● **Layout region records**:
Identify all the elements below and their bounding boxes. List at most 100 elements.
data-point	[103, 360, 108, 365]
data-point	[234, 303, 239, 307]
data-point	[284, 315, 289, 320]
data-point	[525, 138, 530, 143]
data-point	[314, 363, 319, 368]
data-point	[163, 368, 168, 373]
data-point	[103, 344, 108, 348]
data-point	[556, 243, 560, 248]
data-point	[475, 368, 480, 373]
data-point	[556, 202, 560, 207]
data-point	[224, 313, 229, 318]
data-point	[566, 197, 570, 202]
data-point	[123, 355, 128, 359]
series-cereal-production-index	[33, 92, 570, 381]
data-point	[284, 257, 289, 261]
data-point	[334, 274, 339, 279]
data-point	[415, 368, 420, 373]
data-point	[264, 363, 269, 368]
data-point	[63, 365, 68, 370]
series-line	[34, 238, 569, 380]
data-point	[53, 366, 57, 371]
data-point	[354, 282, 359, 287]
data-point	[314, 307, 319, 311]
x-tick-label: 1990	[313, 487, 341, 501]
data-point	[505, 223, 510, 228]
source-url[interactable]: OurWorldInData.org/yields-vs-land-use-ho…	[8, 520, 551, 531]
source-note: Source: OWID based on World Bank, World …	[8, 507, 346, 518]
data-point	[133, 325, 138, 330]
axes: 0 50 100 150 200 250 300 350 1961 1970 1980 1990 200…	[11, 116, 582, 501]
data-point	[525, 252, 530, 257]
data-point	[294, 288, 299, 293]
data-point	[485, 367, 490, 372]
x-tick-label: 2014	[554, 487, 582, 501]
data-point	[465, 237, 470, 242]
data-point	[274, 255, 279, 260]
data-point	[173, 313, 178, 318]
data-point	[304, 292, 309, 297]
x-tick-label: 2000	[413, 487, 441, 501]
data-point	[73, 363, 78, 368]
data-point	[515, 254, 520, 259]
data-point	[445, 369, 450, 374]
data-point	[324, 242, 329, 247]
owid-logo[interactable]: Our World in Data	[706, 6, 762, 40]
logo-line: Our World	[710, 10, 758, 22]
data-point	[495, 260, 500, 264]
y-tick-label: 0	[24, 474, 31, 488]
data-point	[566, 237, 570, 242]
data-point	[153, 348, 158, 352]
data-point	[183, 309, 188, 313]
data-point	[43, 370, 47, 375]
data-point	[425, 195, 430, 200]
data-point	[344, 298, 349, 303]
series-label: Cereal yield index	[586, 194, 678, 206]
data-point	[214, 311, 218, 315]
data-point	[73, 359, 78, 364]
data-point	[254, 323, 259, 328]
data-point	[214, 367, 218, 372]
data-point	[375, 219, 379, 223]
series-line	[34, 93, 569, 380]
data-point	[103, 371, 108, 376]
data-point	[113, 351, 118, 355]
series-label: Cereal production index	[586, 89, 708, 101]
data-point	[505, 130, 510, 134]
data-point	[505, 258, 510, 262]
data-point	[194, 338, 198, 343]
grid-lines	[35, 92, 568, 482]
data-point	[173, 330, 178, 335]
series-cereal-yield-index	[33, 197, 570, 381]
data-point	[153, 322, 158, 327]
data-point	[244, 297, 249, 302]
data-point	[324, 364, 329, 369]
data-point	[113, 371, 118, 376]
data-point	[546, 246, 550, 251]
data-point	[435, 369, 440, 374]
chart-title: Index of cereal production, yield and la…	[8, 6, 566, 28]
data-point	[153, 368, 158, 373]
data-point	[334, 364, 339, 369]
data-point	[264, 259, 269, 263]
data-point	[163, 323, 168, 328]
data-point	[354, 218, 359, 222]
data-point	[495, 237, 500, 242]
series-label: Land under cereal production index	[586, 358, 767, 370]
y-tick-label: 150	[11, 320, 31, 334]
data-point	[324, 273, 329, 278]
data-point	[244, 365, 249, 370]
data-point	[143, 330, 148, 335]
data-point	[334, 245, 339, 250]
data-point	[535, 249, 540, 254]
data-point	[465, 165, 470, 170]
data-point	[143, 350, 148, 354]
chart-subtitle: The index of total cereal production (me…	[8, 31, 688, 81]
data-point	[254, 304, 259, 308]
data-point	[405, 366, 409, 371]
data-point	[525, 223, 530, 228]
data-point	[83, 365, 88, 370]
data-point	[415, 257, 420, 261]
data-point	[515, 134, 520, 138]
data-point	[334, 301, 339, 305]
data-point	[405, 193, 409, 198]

● **Task brief**:
Rewrite the data above, changing every "series-label" to "legend-entry" and keeping everything else the same.

● **Answer to this exercise**:
Identify all the elements below and their bounding boxes. List at most 100 elements.
data-point	[103, 360, 108, 365]
data-point	[234, 303, 239, 307]
data-point	[284, 315, 289, 320]
data-point	[525, 138, 530, 143]
data-point	[314, 363, 319, 368]
data-point	[163, 368, 168, 373]
data-point	[103, 344, 108, 348]
data-point	[556, 243, 560, 248]
data-point	[475, 368, 480, 373]
data-point	[556, 202, 560, 207]
data-point	[224, 313, 229, 318]
data-point	[566, 197, 570, 202]
data-point	[123, 355, 128, 359]
series-cereal-production-index	[33, 92, 570, 381]
data-point	[284, 257, 289, 261]
data-point	[334, 274, 339, 279]
data-point	[415, 368, 420, 373]
data-point	[264, 363, 269, 368]
data-point	[63, 365, 68, 370]
series-line	[34, 238, 569, 380]
data-point	[53, 366, 57, 371]
data-point	[354, 282, 359, 287]
data-point	[314, 307, 319, 311]
x-tick-label: 1990	[313, 487, 341, 501]
data-point	[505, 223, 510, 228]
source-url[interactable]: OurWorldInData.org/yields-vs-land-use-ho…	[8, 520, 551, 531]
source-note: Source: OWID based on World Bank, World …	[8, 507, 346, 518]
data-point	[133, 325, 138, 330]
axes: 0 50 100 150 200 250 300 350 1961 1970 1980 1990 200…	[11, 116, 582, 501]
data-point	[525, 252, 530, 257]
data-point	[294, 288, 299, 293]
data-point	[485, 367, 490, 372]
x-tick-label: 2014	[554, 487, 582, 501]
data-point	[465, 237, 470, 242]
data-point	[274, 255, 279, 260]
data-point	[173, 313, 178, 318]
data-point	[304, 292, 309, 297]
x-tick-label: 2000	[413, 487, 441, 501]
data-point	[73, 363, 78, 368]
data-point	[515, 254, 520, 259]
data-point	[445, 369, 450, 374]
data-point	[324, 242, 329, 247]
owid-logo[interactable]: Our World in Data	[706, 6, 762, 40]
logo-line: Our World	[710, 10, 758, 22]
data-point	[495, 260, 500, 264]
y-tick-label: 0	[24, 474, 31, 488]
data-point	[566, 237, 570, 242]
data-point	[153, 348, 158, 352]
data-point	[183, 309, 188, 313]
data-point	[43, 370, 47, 375]
data-point	[425, 195, 430, 200]
data-point	[344, 298, 349, 303]
legend-entry: Cereal yield index	[586, 194, 678, 206]
data-point	[214, 311, 218, 315]
data-point	[73, 359, 78, 364]
data-point	[254, 323, 259, 328]
data-point	[214, 367, 218, 372]
data-point	[375, 219, 379, 223]
series-line	[34, 93, 569, 380]
data-point	[103, 371, 108, 376]
data-point	[113, 351, 118, 355]
legend-entry: Cereal production index	[586, 89, 708, 101]
data-point	[505, 130, 510, 134]
data-point	[505, 258, 510, 262]
data-point	[194, 338, 198, 343]
grid-lines	[35, 92, 568, 482]
data-point	[173, 330, 178, 335]
series-cereal-yield-index	[33, 197, 570, 381]
data-point	[153, 322, 158, 327]
data-point	[244, 297, 249, 302]
data-point	[324, 364, 329, 369]
data-point	[113, 371, 118, 376]
data-point	[546, 246, 550, 251]
data-point	[435, 369, 440, 374]
chart-title: Index of cereal production, yield and la…	[8, 6, 566, 28]
data-point	[153, 368, 158, 373]
data-point	[334, 364, 339, 369]
data-point	[264, 259, 269, 263]
data-point	[163, 323, 168, 328]
data-point	[354, 218, 359, 222]
data-point	[495, 237, 500, 242]
legend-entry: Land under cereal production index	[586, 358, 767, 370]
y-tick-label: 150	[11, 320, 31, 334]
data-point	[324, 273, 329, 278]
data-point	[244, 365, 249, 370]
data-point	[143, 330, 148, 335]
data-point	[334, 245, 339, 250]
data-point	[535, 249, 540, 254]
data-point	[465, 165, 470, 170]
data-point	[143, 350, 148, 354]
chart-subtitle: The index of total cereal production (me…	[8, 31, 688, 81]
data-point	[254, 304, 259, 308]
data-point	[405, 366, 409, 371]
data-point	[525, 223, 530, 228]
data-point	[83, 365, 88, 370]
data-point	[415, 257, 420, 261]
data-point	[515, 134, 520, 138]
data-point	[334, 301, 339, 305]
data-point	[405, 193, 409, 198]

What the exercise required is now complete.